(Requirement): Go through the listing and pick out each line with the word "PATTINI" in it.

(Given information):
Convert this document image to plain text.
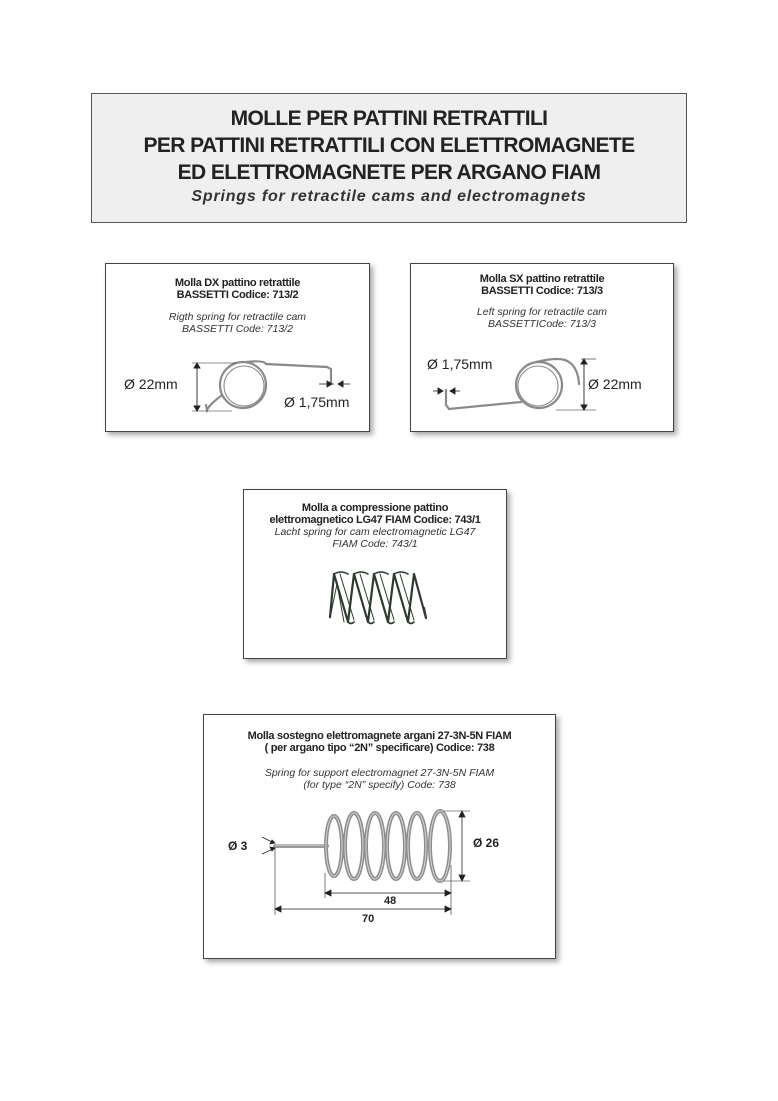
MOLLE PER PATTINI RETRATTILI
PER PATTINI RETRATTILI CON ELETTROMAGNETE
ED ELETTROMAGNETE PER ARGANO FIAM
Springs for retractile cams and electromagnets
Molla DX pattino retrattile
BASSETTI Codice: 713/2
Rigth spring for retractile cam
BASSETTI Code: 713/2
Ø 22mm
Ø 1,75mm
Molla SX pattino retrattile
BASSETTI Codice: 713/3
Left spring for retractile cam
BASSETTICode: 713/3
Ø 1,75mm
Ø 22mm
Molla a compressione pattino
elettromagnetico LG47 FIAM Codice: 743/1
Lacht spring for cam electromagnetic LG47
FIAM Code: 743/1
Molla sostegno elettromagnete argani 27-3N-5N FIAM
( per argano tipo “2N” specificare) Codice: 738
Spring for support electromagnet 27-3N-5N FIAM
(for type “2N” specify) Code: 738
Ø 3	Ø 26
48
70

(Full solution):
MOLLE PER PATTINI RETRATTILI
PER PATTINI RETRATTILI CON ELETTROMAGNETE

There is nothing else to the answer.